* _Records shown_:
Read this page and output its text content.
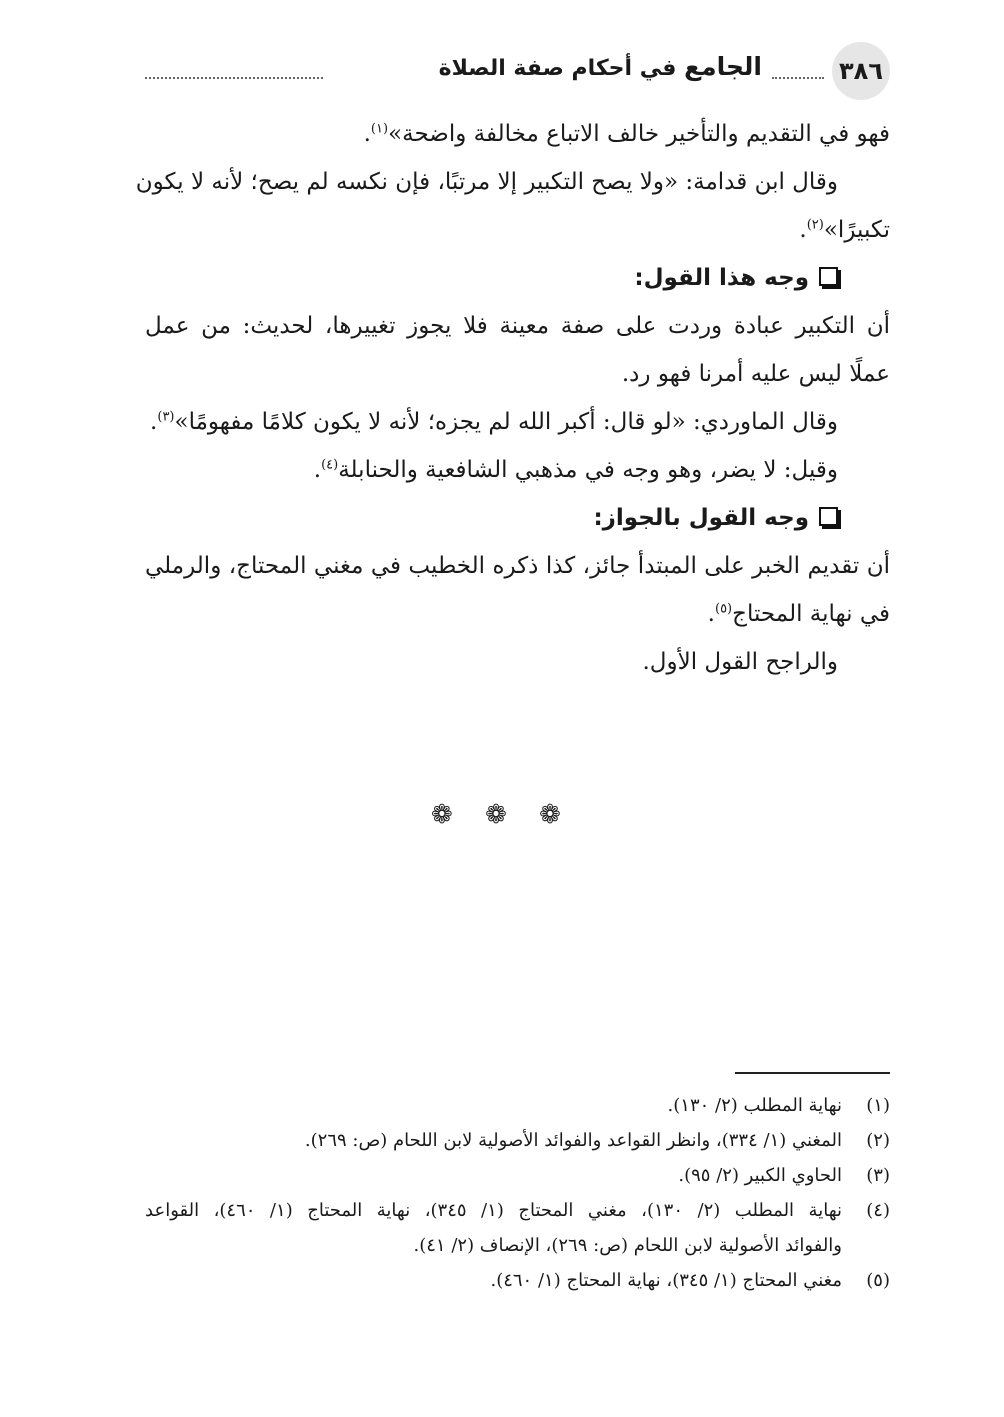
٣٨٦
الجامع في أحكام صفة الصلاة

فهو في التقديم والتأخير خالف الاتباع مخالفة واضحة»$^{(١)}$.

وقال ابن قدامة: «ولا يصح التكبير إلا مرتبًا، فإن نكسه لم يصح؛ لأنه لا يكون

تكبيرًا»$^{(٢)}$.

وجه هذا القول:

أن التكبير عبادة وردت على صفة معينة فلا يجوز تغييرها، لحديث: من عمل

عملًا ليس عليه أمرنا فهو رد.

وقال الماوردي: «لو قال: أكبر الله لم يجزه؛ لأنه لا يكون كلامًا مفهومًا»$^{(٣)}$.

وقيل: لا يضر، وهو وجه في مذهبي الشافعية والحنابلة$^{(٤)}$.

وجه القول بالجواز:

أن تقديم الخبر على المبتدأ جائز، كذا ذكره الخطيب في مغني المحتاج، والرملي

في نهاية المحتاج$^{(٥)}$.

والراجح القول الأول.

❁ ❁ ❁
(١)
نهاية المطلب (٢/ ١٣٠).
(٢)
المغني (١/ ٣٣٤)، وانظر القواعد والفوائد الأصولية لابن اللحام (ص: ٢٦٩).
(٣)
الحاوي الكبير (٢/ ٩٥).
(٤)
نهاية المطلب (٢/ ١٣٠)، مغني المحتاج (١/ ٣٤٥)، نهاية المحتاج (١/ ٤٦٠)، القواعد
والفوائد الأصولية لابن اللحام (ص: ٢٦٩)، الإنصاف (٢/ ٤١).
(٥)
مغني المحتاج (١/ ٣٤٥)، نهاية المحتاج (١/ ٤٦٠).
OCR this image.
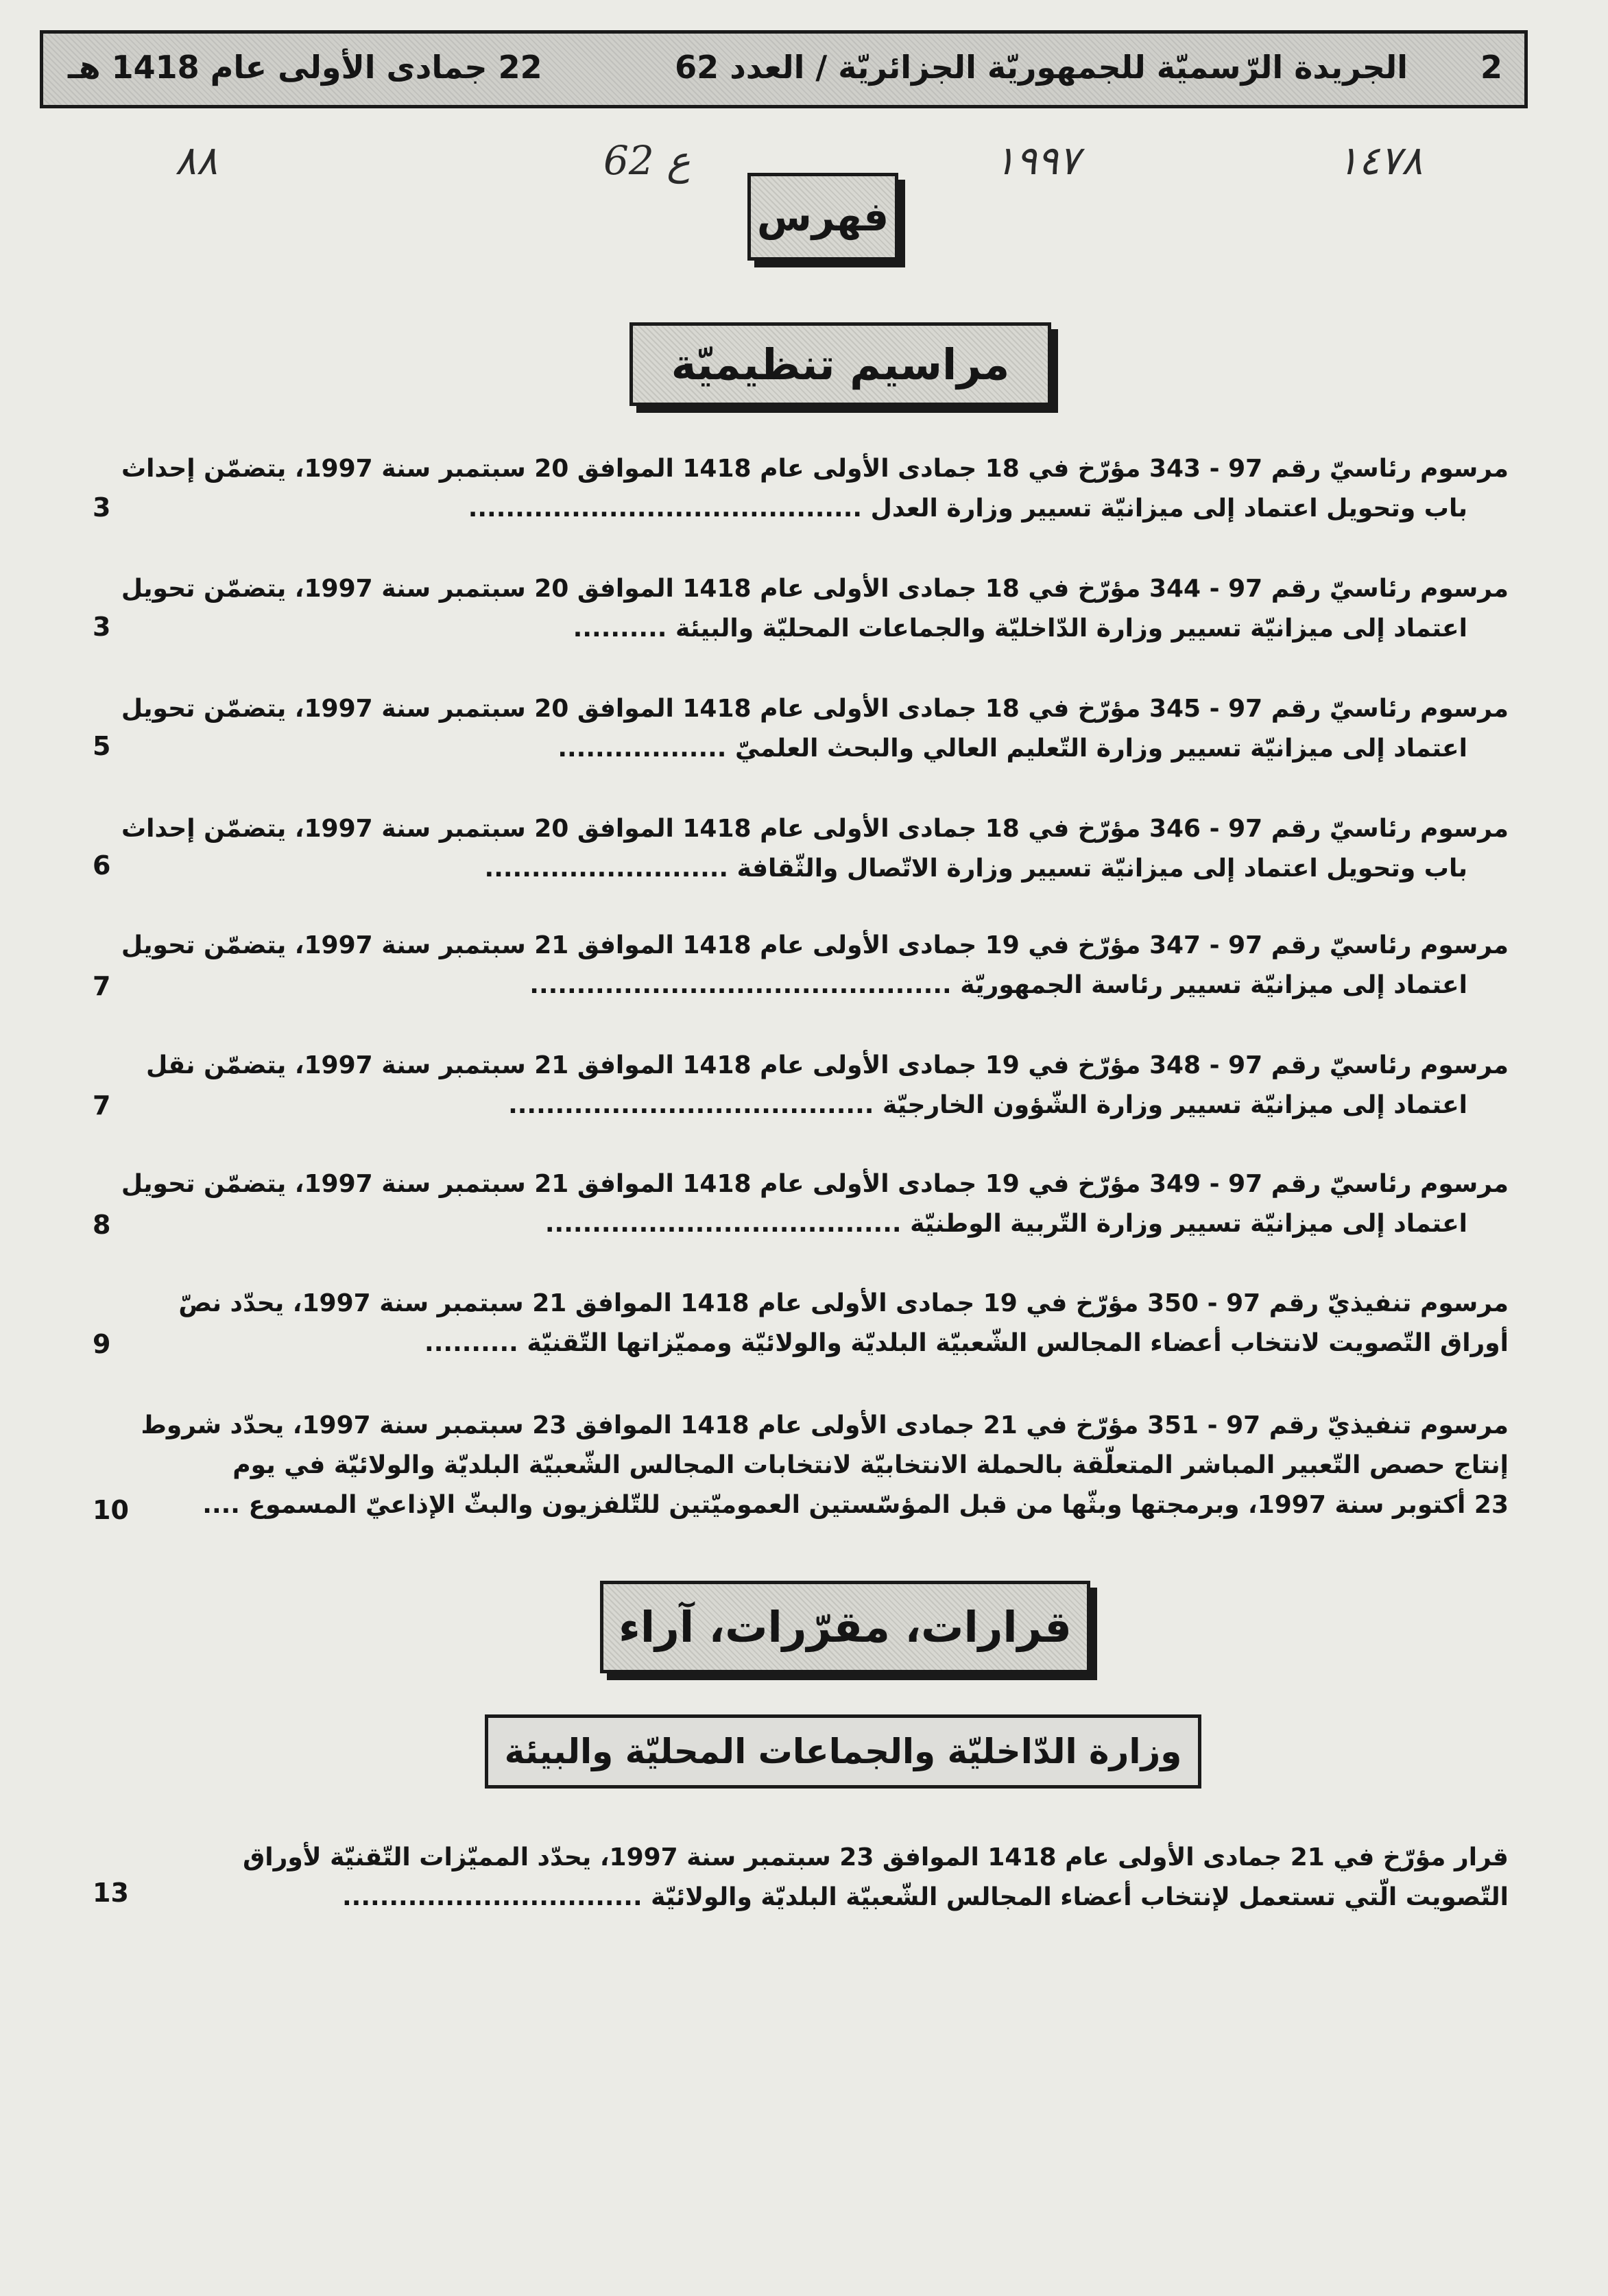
2
الجريدة الرّسميّة للجمهوريّة الجزائريّة / العدد 62
22 جمادى الأولى عام 1418 هـ
١٤٧٨
١٩٩٧
ع 62
٨٨
فهرس
مراسيم تنظيميّة
مرسوم رئاسيّ رقم 97 - 343 مؤرّخ في 18 جمادى الأولى عام 1418 الموافق 20 سبتمبر سنة 1997، يتضمّن إحداث
باب وتحويل اعتماد إلى ميزانيّة تسيير وزارة العدل ..........................................
3
مرسوم رئاسيّ رقم 97 - 344 مؤرّخ في 18 جمادى الأولى عام 1418 الموافق 20 سبتمبر سنة 1997، يتضمّن تحويل
اعتماد إلى ميزانيّة تسيير وزارة الدّاخليّة والجماعات المحليّة والبيئة ..........
3
مرسوم رئاسيّ رقم 97 - 345 مؤرّخ في 18 جمادى الأولى عام 1418 الموافق 20 سبتمبر سنة 1997، يتضمّن تحويل
اعتماد إلى ميزانيّة تسيير وزارة التّعليم العالي والبحث العلميّ ..................
5
مرسوم رئاسيّ رقم 97 - 346 مؤرّخ في 18 جمادى الأولى عام 1418 الموافق 20 سبتمبر سنة 1997، يتضمّن إحداث
باب وتحويل اعتماد إلى ميزانيّة تسيير وزارة الاتّصال والثّقافة ..........................
6
مرسوم رئاسيّ رقم 97 - 347 مؤرّخ في 19 جمادى الأولى عام 1418 الموافق 21 سبتمبر سنة 1997، يتضمّن تحويل
اعتماد إلى ميزانيّة تسيير رئاسة الجمهوريّة .............................................
7
مرسوم رئاسيّ رقم 97 - 348 مؤرّخ في 19 جمادى الأولى عام 1418 الموافق 21 سبتمبر سنة 1997، يتضمّن نقل
اعتماد إلى ميزانيّة تسيير وزارة الشّؤون الخارجيّة .......................................
7
مرسوم رئاسيّ رقم 97 - 349 مؤرّخ في 19 جمادى الأولى عام 1418 الموافق 21 سبتمبر سنة 1997، يتضمّن تحويل
اعتماد إلى ميزانيّة تسيير وزارة التّربية الوطنيّة ......................................
8
مرسوم تنفيذيّ رقم 97 - 350 مؤرّخ في 19 جمادى الأولى عام 1418 الموافق 21 سبتمبر سنة 1997، يحدّد نصّ
أوراق التّصويت لانتخاب أعضاء المجالس الشّعبيّة البلديّة والولائيّة ومميّزاتها التّقنيّة ..........
9
مرسوم تنفيذيّ رقم 97 - 351 مؤرّخ في 21 جمادى الأولى عام 1418 الموافق 23 سبتمبر سنة 1997، يحدّد شروط
إنتاج حصص التّعبير المباشر المتعلّقة بالحملة الانتخابيّة لانتخابات المجالس الشّعبيّة البلديّة والولائيّة في يوم
23 أكتوبر سنة 1997، وبرمجتها وبثّها من قبل المؤسّستين العموميّتين للتّلفزيون والبثّ الإذاعيّ المسموع ....
10
قرارات، مقرّرات، آراء
وزارة الدّاخليّة والجماعات المحليّة والبيئة
قرار مؤرّخ في 21 جمادى الأولى عام 1418 الموافق 23 سبتمبر سنة 1997، يحدّد المميّزات التّقنيّة لأوراق
التّصويت الّتي تستعمل لإنتخاب أعضاء المجالس الشّعبيّة البلديّة والولائيّة ................................
13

* _Task to complete_: Your copy of the data should match it exactly, except that pictures are left out.

* _Output of the exercise_:
Read this page and output its text content.
٣٨٦
الجامع في أحكام صفة الصلاة

فهو في التقديم والتأخير خالف الاتباع مخالفة واضحة»$^{(١)}$.

وقال ابن قدامة: «ولا يصح التكبير إلا مرتبًا، فإن نكسه لم يصح؛ لأنه لا يكون

تكبيرًا»$^{(٢)}$.

وجه هذا القول:

أن التكبير عبادة وردت على صفة معينة فلا يجوز تغييرها، لحديث: من عمل

عملًا ليس عليه أمرنا فهو رد.

وقال الماوردي: «لو قال: أكبر الله لم يجزه؛ لأنه لا يكون كلامًا مفهومًا»$^{(٣)}$.

وقيل: لا يضر، وهو وجه في مذهبي الشافعية والحنابلة$^{(٤)}$.

وجه القول بالجواز:

أن تقديم الخبر على المبتدأ جائز، كذا ذكره الخطيب في مغني المحتاج، والرملي

في نهاية المحتاج$^{(٥)}$.

والراجح القول الأول.

❁ ❁ ❁
(١)
نهاية المطلب (٢/ ١٣٠).
(٢)
المغني (١/ ٣٣٤)، وانظر القواعد والفوائد الأصولية لابن اللحام (ص: ٢٦٩).
(٣)
الحاوي الكبير (٢/ ٩٥).
(٤)
نهاية المطلب (٢/ ١٣٠)، مغني المحتاج (١/ ٣٤٥)، نهاية المحتاج (١/ ٤٦٠)، القواعد
والفوائد الأصولية لابن اللحام (ص: ٢٦٩)، الإنصاف (٢/ ٤١).
(٥)
مغني المحتاج (١/ ٣٤٥)، نهاية المحتاج (١/ ٤٦٠).
OCR this image.
2
الجريدة الرّسميّة للجمهوريّة الجزائريّة / العدد 62
22 جمادى الأولى عام 1418 هـ
١٤٧٨
١٩٩٧
ع 62
٨٨
فهرس
مراسيم تنظيميّة
مرسوم رئاسيّ رقم 97 - 343 مؤرّخ في 18 جمادى الأولى عام 1418 الموافق 20 سبتمبر سنة 1997، يتضمّن إحداث
باب وتحويل اعتماد إلى ميزانيّة تسيير وزارة العدل ..........................................
3
مرسوم رئاسيّ رقم 97 - 344 مؤرّخ في 18 جمادى الأولى عام 1418 الموافق 20 سبتمبر سنة 1997، يتضمّن تحويل
اعتماد إلى ميزانيّة تسيير وزارة الدّاخليّة والجماعات المحليّة والبيئة ..........
3
مرسوم رئاسيّ رقم 97 - 345 مؤرّخ في 18 جمادى الأولى عام 1418 الموافق 20 سبتمبر سنة 1997، يتضمّن تحويل
اعتماد إلى ميزانيّة تسيير وزارة التّعليم العالي والبحث العلميّ ..................
5
مرسوم رئاسيّ رقم 97 - 346 مؤرّخ في 18 جمادى الأولى عام 1418 الموافق 20 سبتمبر سنة 1997، يتضمّن إحداث
باب وتحويل اعتماد إلى ميزانيّة تسيير وزارة الاتّصال والثّقافة ..........................
6
مرسوم رئاسيّ رقم 97 - 347 مؤرّخ في 19 جمادى الأولى عام 1418 الموافق 21 سبتمبر سنة 1997، يتضمّن تحويل
اعتماد إلى ميزانيّة تسيير رئاسة الجمهوريّة .............................................
7
مرسوم رئاسيّ رقم 97 - 348 مؤرّخ في 19 جمادى الأولى عام 1418 الموافق 21 سبتمبر سنة 1997، يتضمّن نقل
اعتماد إلى ميزانيّة تسيير وزارة الشّؤون الخارجيّة .......................................
7
مرسوم رئاسيّ رقم 97 - 349 مؤرّخ في 19 جمادى الأولى عام 1418 الموافق 21 سبتمبر سنة 1997، يتضمّن تحويل
اعتماد إلى ميزانيّة تسيير وزارة التّربية الوطنيّة ......................................
8
مرسوم تنفيذيّ رقم 97 - 350 مؤرّخ في 19 جمادى الأولى عام 1418 الموافق 21 سبتمبر سنة 1997، يحدّد نصّ
أوراق التّصويت لانتخاب أعضاء المجالس الشّعبيّة البلديّة والولائيّة ومميّزاتها التّقنيّة ..........
9
مرسوم تنفيذيّ رقم 97 - 351 مؤرّخ في 21 جمادى الأولى عام 1418 الموافق 23 سبتمبر سنة 1997، يحدّد شروط
إنتاج حصص التّعبير المباشر المتعلّقة بالحملة الانتخابيّة لانتخابات المجالس الشّعبيّة البلديّة والولائيّة في يوم
23 أكتوبر سنة 1997، وبرمجتها وبثّها من قبل المؤسّستين العموميّتين للتّلفزيون والبثّ الإذاعيّ المسموع ....
10
قرارات، مقرّرات، آراء
وزارة الدّاخليّة والجماعات المحليّة والبيئة
قرار مؤرّخ في 21 جمادى الأولى عام 1418 الموافق 23 سبتمبر سنة 1997، يحدّد المميّزات التّقنيّة لأوراق
التّصويت الّتي تستعمل لإنتخاب أعضاء المجالس الشّعبيّة البلديّة والولائيّة ................................
13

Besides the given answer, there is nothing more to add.